Page text entries
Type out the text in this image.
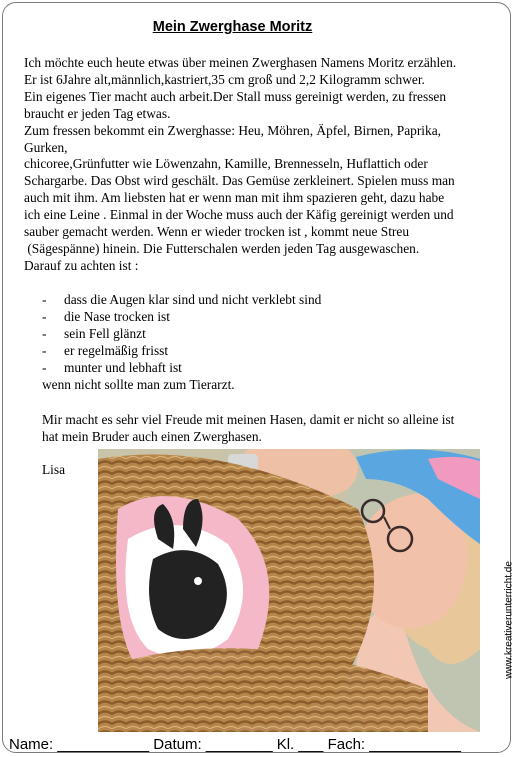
Mein Zwerghase Moritz

Ich möchte euch heute etwas über meinen Zwerghasen Namens Moritz erzählen.

Er ist 6Jahre alt,männlich,kastriert,35 cm groß und 2,2 Kilogramm schwer.

Ein eigenes Tier macht auch arbeit.Der Stall muss gereinigt werden, zu fressen

braucht er jeden Tag etwas.

Zum fressen bekommt ein Zwerghasse: Heu, Möhren, Äpfel, Birnen, Paprika,

Gurken,

chicoree,Grünfutter wie Löwenzahn, Kamille, Brennesseln, Huflattich oder

Schargarbe. Das Obst wird geschält. Das Gemüse zerkleinert. Spielen muss man

auch mit ihm. Am liebsten hat er wenn man mit ihm spazieren geht, dazu habe

ich eine Leine . Einmal in der Woche muss auch der Käfig gereinigt werden und

sauber gemacht werden. Wenn er wieder trocken ist , kommt neue Streu

(Sägespänne) hinein. Die Futterschalen werden jeden Tag ausgewaschen.

Darauf zu achten ist :

- dass die Augen klar sind und nicht verklebt sind
- die Nase trocken ist
- sein Fell glänzt
- er regelmäßig frisst
- munter und lebhaft ist
wenn nicht sollte man zum Tierarzt.

Mir macht es sehr viel Freude mit meinen Hasen, damit er nicht so alleine ist

hat mein Bruder auch einen Zwerghasen.

Lisa
Name: ___________ Datum: ________ Kl. ___ Fach: ___________
www.kreativerunterricht.de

_Activity_
The lines above must be transcribed exactly, with every picture left out.

_Output below_
Type out the text in this image.
Mein Zwerghase Moritz

Ich möchte euch heute etwas über meinen Zwerghasen Namens Moritz erzählen.

Er ist 6Jahre alt,männlich,kastriert,35 cm groß und 2,2 Kilogramm schwer.

Ein eigenes Tier macht auch arbeit.Der Stall muss gereinigt werden, zu fressen

braucht er jeden Tag etwas.

Zum fressen bekommt ein Zwerghasse: Heu, Möhren, Äpfel, Birnen, Paprika,

Gurken,

chicoree,Grünfutter wie Löwenzahn, Kamille, Brennesseln, Huflattich oder

Schargarbe. Das Obst wird geschält. Das Gemüse zerkleinert. Spielen muss man

auch mit ihm. Am liebsten hat er wenn man mit ihm spazieren geht, dazu habe

ich eine Leine . Einmal in der Woche muss auch der Käfig gereinigt werden und

sauber gemacht werden. Wenn er wieder trocken ist , kommt neue Streu

(Sägespänne) hinein. Die Futterschalen werden jeden Tag ausgewaschen.

Darauf zu achten ist :

- dass die Augen klar sind und nicht verklebt sind
- die Nase trocken ist
- sein Fell glänzt
- er regelmäßig frisst
- munter und lebhaft ist
wenn nicht sollte man zum Tierarzt.

Mir macht es sehr viel Freude mit meinen Hasen, damit er nicht so alleine ist

hat mein Bruder auch einen Zwerghasen.

Lisa
Name: ___________ Datum: ________ Kl. ___ Fach: ___________
www.kreativerunterricht.de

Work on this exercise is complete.